Stated exercise: Render every line of the records below as a numbered list, leaving out blank lines and any pictures.

Excerpted data:
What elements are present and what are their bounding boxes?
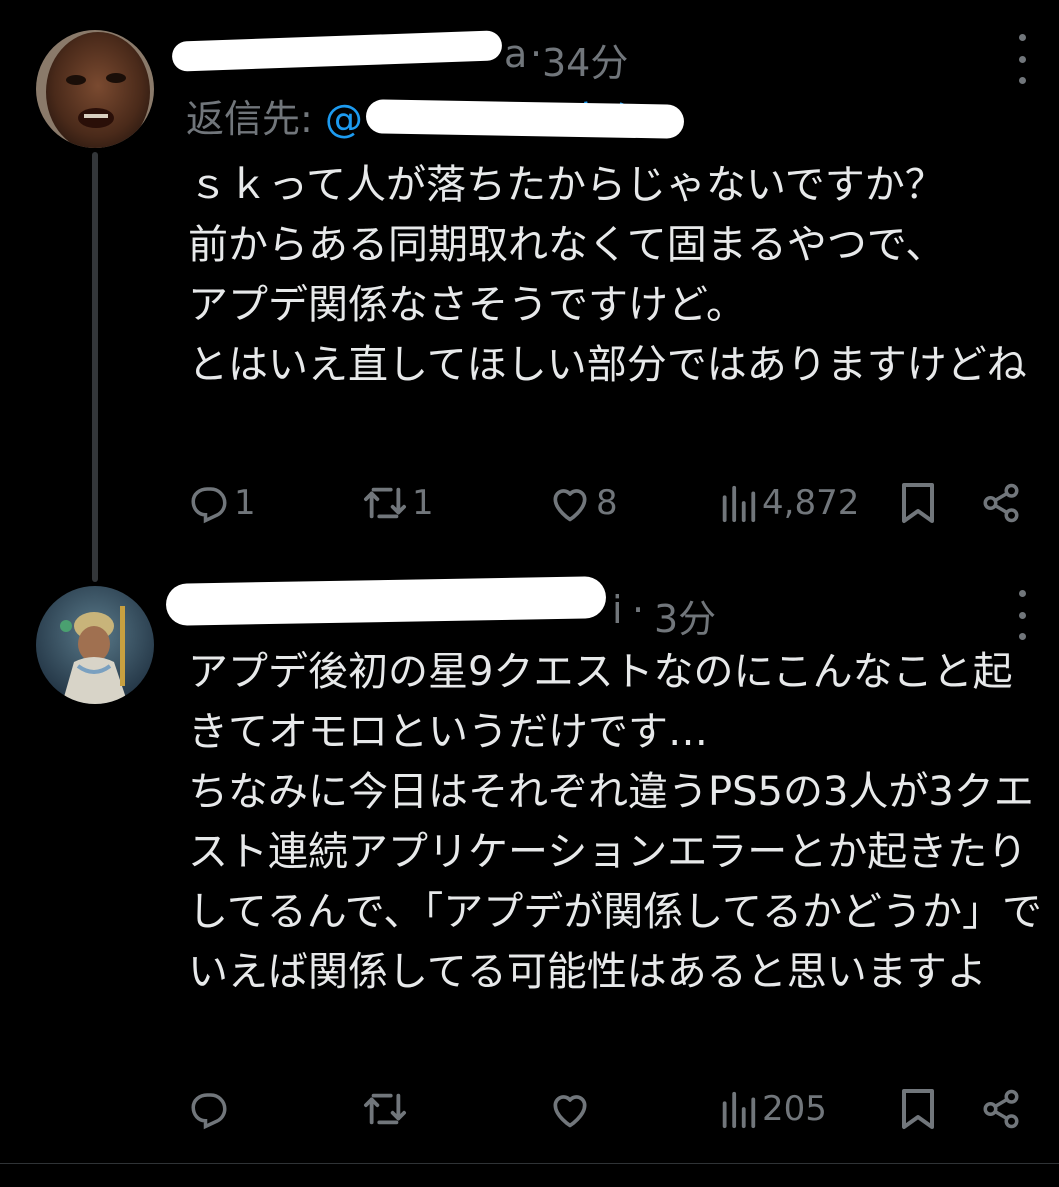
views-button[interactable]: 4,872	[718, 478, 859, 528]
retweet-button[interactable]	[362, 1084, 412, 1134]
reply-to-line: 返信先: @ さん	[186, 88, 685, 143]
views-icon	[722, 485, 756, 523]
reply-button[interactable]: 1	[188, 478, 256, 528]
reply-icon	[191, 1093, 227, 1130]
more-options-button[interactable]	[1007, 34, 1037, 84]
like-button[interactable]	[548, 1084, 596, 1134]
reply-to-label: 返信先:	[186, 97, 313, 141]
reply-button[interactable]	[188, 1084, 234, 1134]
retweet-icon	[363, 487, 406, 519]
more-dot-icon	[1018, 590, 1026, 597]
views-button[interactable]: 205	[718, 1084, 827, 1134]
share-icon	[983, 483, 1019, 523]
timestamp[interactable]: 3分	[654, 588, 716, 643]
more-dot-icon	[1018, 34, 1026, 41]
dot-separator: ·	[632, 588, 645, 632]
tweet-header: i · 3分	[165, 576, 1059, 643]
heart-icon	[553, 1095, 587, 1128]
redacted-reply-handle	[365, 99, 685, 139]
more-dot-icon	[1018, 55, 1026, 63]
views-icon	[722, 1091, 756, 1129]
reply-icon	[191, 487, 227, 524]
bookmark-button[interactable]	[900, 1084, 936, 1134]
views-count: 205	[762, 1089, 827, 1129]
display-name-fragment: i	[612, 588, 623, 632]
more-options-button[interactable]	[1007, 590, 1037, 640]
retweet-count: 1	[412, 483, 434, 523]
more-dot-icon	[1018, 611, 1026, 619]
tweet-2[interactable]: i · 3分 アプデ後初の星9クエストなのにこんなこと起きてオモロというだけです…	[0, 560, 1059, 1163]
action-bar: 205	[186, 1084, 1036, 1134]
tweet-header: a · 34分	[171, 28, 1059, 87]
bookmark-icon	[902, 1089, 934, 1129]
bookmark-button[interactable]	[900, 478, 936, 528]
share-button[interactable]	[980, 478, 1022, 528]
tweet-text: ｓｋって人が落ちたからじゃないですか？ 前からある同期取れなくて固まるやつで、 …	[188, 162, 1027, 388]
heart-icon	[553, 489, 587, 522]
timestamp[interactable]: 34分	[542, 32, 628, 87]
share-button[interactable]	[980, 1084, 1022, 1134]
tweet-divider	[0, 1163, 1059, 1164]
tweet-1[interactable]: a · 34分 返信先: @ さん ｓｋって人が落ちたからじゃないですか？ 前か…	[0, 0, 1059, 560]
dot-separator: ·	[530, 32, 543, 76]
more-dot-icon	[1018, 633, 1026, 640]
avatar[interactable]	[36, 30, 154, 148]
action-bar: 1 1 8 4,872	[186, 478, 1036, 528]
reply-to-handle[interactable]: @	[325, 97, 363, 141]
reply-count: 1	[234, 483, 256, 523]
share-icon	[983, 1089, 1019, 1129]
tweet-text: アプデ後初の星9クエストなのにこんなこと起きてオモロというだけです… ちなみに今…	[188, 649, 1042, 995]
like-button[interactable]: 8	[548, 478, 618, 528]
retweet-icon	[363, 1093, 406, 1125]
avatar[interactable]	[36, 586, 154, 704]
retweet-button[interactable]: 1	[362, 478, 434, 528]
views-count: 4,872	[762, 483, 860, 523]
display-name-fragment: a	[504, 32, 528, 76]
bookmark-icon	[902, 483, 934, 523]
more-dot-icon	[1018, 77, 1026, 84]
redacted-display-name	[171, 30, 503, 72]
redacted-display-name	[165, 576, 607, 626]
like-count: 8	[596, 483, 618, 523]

Right answer:
1. What elements are present and what are their bounding boxes?
2. views-button[interactable]: 4,872	[718, 478, 859, 528]
3. retweet-button[interactable]	[362, 1084, 412, 1134]
4. reply-to-line: 返信先: @ さん	[186, 88, 685, 143]
5. views-icon	[722, 485, 756, 523]
6. reply-button[interactable]: 1	[188, 478, 256, 528]
7. reply-icon	[191, 1093, 227, 1130]
8. more-options-button[interactable]	[1007, 34, 1037, 84]
9. like-button[interactable]	[548, 1084, 596, 1134]
10. reply-to-label: 返信先:	[186, 97, 313, 141]
11. reply-button[interactable]	[188, 1084, 234, 1134]
12. retweet-icon	[363, 487, 406, 519]
13. more-dot-icon	[1018, 590, 1026, 597]
14. views-button[interactable]: 205	[718, 1084, 827, 1134]
15. share-icon	[983, 483, 1019, 523]
16. timestamp[interactable]: 3分	[654, 588, 716, 643]
17. more-dot-icon	[1018, 34, 1026, 41]
18. dot-separator: ·	[632, 588, 645, 632]
19. tweet-header: i · 3分	[165, 576, 1059, 643]
20. heart-icon	[553, 1095, 587, 1128]
21. redacted-reply-handle	[365, 99, 685, 139]
22. more-dot-icon	[1018, 55, 1026, 63]
23. views-icon	[722, 1091, 756, 1129]
24. reply-icon	[191, 487, 227, 524]
25. bookmark-button[interactable]	[900, 1084, 936, 1134]
26. views-count: 205	[762, 1089, 827, 1129]
27. display-name-fragment: i	[612, 588, 623, 632]
28. more-options-button[interactable]	[1007, 590, 1037, 640]
29. retweet-count: 1	[412, 483, 434, 523]
30. more-dot-icon	[1018, 611, 1026, 619]
31. tweet-2[interactable]: i · 3分 アプデ後初の星9クエストなのにこんなこと起きてオモロというだけです…	[0, 560, 1059, 1163]
32. action-bar: 205	[186, 1084, 1036, 1134]
33. tweet-header: a · 34分	[171, 28, 1059, 87]
34. bookmark-icon	[902, 1089, 934, 1129]
35. bookmark-button[interactable]	[900, 478, 936, 528]
36. share-button[interactable]	[980, 478, 1022, 528]
37. tweet-text: ｓｋって人が落ちたからじゃないですか？ 前からある同期取れなくて固まるやつで、 …	[188, 162, 1027, 388]
38. heart-icon	[553, 489, 587, 522]
39. timestamp[interactable]: 34分	[542, 32, 628, 87]
40. share-button[interactable]	[980, 1084, 1022, 1134]
41. tweet-divider	[0, 1163, 1059, 1164]
42. tweet-1[interactable]: a · 34分 返信先: @ さん ｓｋって人が落ちたからじゃないですか？ 前か…	[0, 0, 1059, 560]
43. dot-separator: ·	[530, 32, 543, 76]
44. more-dot-icon	[1018, 633, 1026, 640]
45. avatar[interactable]	[36, 30, 154, 148]
46. action-bar: 1 1 8 4,872	[186, 478, 1036, 528]
47. reply-to-handle[interactable]: @	[325, 97, 363, 141]
48. reply-count: 1	[234, 483, 256, 523]
49. share-icon	[983, 1089, 1019, 1129]
50. tweet-text: アプデ後初の星9クエストなのにこんなこと起きてオモロというだけです… ちなみに今…	[188, 649, 1042, 995]
51. like-button[interactable]: 8	[548, 478, 618, 528]
52. retweet-icon	[363, 1093, 406, 1125]
53. avatar[interactable]	[36, 586, 154, 704]
54. retweet-button[interactable]: 1	[362, 478, 434, 528]
55. views-count: 4,872	[762, 483, 860, 523]
56. display-name-fragment: a	[504, 32, 528, 76]
57. bookmark-icon	[902, 483, 934, 523]
58. more-dot-icon	[1018, 77, 1026, 84]
59. redacted-display-name	[171, 30, 503, 72]
60. redacted-display-name	[165, 576, 607, 626]
61. like-count: 8	[596, 483, 618, 523]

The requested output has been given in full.